> _TASK BRIEF_: The entries below are to be repeated verbatim, in full.

> _DATA LISTING_:

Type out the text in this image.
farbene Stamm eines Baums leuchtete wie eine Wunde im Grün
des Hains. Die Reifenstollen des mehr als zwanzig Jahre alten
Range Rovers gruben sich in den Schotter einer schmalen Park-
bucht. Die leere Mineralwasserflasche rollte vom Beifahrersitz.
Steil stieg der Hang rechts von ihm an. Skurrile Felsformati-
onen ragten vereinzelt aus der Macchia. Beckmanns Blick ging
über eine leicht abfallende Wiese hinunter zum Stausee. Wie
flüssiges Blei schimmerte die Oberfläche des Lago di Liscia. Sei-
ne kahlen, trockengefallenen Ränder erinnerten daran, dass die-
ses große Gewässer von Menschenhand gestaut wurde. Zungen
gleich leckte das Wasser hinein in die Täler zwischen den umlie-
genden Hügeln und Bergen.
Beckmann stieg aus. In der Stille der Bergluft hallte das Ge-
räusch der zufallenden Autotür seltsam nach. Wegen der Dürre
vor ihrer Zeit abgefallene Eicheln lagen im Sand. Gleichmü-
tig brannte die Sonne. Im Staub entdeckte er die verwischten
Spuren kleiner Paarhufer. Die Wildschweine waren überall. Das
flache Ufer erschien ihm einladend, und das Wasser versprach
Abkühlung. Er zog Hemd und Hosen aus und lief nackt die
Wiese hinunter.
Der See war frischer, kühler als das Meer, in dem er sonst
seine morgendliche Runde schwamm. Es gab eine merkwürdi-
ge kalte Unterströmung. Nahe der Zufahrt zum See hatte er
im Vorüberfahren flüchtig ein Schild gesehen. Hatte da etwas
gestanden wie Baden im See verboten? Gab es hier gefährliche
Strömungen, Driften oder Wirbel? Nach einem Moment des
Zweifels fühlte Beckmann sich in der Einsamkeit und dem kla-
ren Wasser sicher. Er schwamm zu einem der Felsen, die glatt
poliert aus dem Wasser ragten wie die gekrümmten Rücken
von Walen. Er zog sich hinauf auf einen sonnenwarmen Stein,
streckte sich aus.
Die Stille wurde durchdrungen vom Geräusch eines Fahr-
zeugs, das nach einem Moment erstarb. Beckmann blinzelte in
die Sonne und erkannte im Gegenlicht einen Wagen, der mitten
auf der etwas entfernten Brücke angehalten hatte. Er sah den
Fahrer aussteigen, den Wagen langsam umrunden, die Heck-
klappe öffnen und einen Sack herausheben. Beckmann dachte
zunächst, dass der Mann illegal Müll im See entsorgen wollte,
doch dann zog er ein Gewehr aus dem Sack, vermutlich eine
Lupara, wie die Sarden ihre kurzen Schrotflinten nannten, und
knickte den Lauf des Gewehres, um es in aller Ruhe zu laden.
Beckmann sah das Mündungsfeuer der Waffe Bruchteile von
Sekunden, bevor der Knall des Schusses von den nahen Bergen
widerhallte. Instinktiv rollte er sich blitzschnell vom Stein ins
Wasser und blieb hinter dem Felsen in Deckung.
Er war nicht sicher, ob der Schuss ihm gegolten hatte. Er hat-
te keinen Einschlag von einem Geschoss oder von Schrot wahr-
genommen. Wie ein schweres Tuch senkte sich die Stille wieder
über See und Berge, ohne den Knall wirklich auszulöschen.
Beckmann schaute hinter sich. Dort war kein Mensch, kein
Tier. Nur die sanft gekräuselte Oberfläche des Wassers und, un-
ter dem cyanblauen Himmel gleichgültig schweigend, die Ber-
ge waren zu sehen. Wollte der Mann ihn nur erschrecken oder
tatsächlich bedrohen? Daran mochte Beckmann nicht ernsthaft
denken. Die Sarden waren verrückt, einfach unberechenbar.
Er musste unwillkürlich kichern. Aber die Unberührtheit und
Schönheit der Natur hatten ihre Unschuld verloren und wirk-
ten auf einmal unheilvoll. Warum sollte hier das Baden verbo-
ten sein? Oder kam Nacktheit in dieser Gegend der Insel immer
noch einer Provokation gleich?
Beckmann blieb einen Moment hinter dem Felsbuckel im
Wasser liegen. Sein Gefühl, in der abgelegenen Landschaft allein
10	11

> _ANSWER TO THE EXERCISE_:
Type out the text in this image.
farbene Stamm eines Baums leuchtete wie eine Wunde im Grün
des Hains. Die Reifenstollen des mehr als zwanzig Jahre alten
Range Rovers gruben sich in den Schotter einer schmalen Park-
bucht. Die leere Mineralwasserflasche rollte vom Beifahrersitz.
Steil stieg der Hang rechts von ihm an. Skurrile Felsformati-
onen ragten vereinzelt aus der Macchia. Beckmanns Blick ging
über eine leicht abfallende Wiese hinunter zum Stausee. Wie
flüssiges Blei schimmerte die Oberfläche des Lago di Liscia. Sei-
ne kahlen, trockengefallenen Ränder erinnerten daran, dass die-
ses große Gewässer von Menschenhand gestaut wurde. Zungen
gleich leckte das Wasser hinein in die Täler zwischen den umlie-
genden Hügeln und Bergen.
Beckmann stieg aus. In der Stille der Bergluft hallte das Ge-
räusch der zufallenden Autotür seltsam nach. Wegen der Dürre
vor ihrer Zeit abgefallene Eicheln lagen im Sand. Gleichmü-
tig brannte die Sonne. Im Staub entdeckte er die verwischten
Spuren kleiner Paarhufer. Die Wildschweine waren überall. Das
flache Ufer erschien ihm einladend, und das Wasser versprach
Abkühlung. Er zog Hemd und Hosen aus und lief nackt die
Wiese hinunter.
Der See war frischer, kühler als das Meer, in dem er sonst
seine morgendliche Runde schwamm. Es gab eine merkwürdi-
ge kalte Unterströmung. Nahe der Zufahrt zum See hatte er
im Vorüberfahren flüchtig ein Schild gesehen. Hatte da etwas
gestanden wie Baden im See verboten? Gab es hier gefährliche
Strömungen, Driften oder Wirbel? Nach einem Moment des
Zweifels fühlte Beckmann sich in der Einsamkeit und dem kla-
ren Wasser sicher. Er schwamm zu einem der Felsen, die glatt
poliert aus dem Wasser ragten wie die gekrümmten Rücken
von Walen. Er zog sich hinauf auf einen sonnenwarmen Stein,
streckte sich aus.
Die Stille wurde durchdrungen vom Geräusch eines Fahr-
zeugs, das nach einem Moment erstarb. Beckmann blinzelte in
die Sonne und erkannte im Gegenlicht einen Wagen, der mitten
auf der etwas entfernten Brücke angehalten hatte. Er sah den
Fahrer aussteigen, den Wagen langsam umrunden, die Heck-
klappe öffnen und einen Sack herausheben. Beckmann dachte
zunächst, dass der Mann illegal Müll im See entsorgen wollte,
doch dann zog er ein Gewehr aus dem Sack, vermutlich eine
Lupara, wie die Sarden ihre kurzen Schrotflinten nannten, und
knickte den Lauf des Gewehres, um es in aller Ruhe zu laden.
Beckmann sah das Mündungsfeuer der Waffe Bruchteile von
Sekunden, bevor der Knall des Schusses von den nahen Bergen
widerhallte. Instinktiv rollte er sich blitzschnell vom Stein ins
Wasser und blieb hinter dem Felsen in Deckung.
Er war nicht sicher, ob der Schuss ihm gegolten hatte. Er hat-
te keinen Einschlag von einem Geschoss oder von Schrot wahr-
genommen. Wie ein schweres Tuch senkte sich die Stille wieder
über See und Berge, ohne den Knall wirklich auszulöschen.
Beckmann schaute hinter sich. Dort war kein Mensch, kein
Tier. Nur die sanft gekräuselte Oberfläche des Wassers und, un-
ter dem cyanblauen Himmel gleichgültig schweigend, die Ber-
ge waren zu sehen. Wollte der Mann ihn nur erschrecken oder
tatsächlich bedrohen? Daran mochte Beckmann nicht ernsthaft
denken. Die Sarden waren verrückt, einfach unberechenbar.
Er musste unwillkürlich kichern. Aber die Unberührtheit und
Schönheit der Natur hatten ihre Unschuld verloren und wirk-
ten auf einmal unheilvoll. Warum sollte hier das Baden verbo-
ten sein? Oder kam Nacktheit in dieser Gegend der Insel immer
noch einer Provokation gleich?
Beckmann blieb einen Moment hinter dem Felsbuckel im
Wasser liegen. Sein Gefühl, in der abgelegenen Landschaft allein
10	11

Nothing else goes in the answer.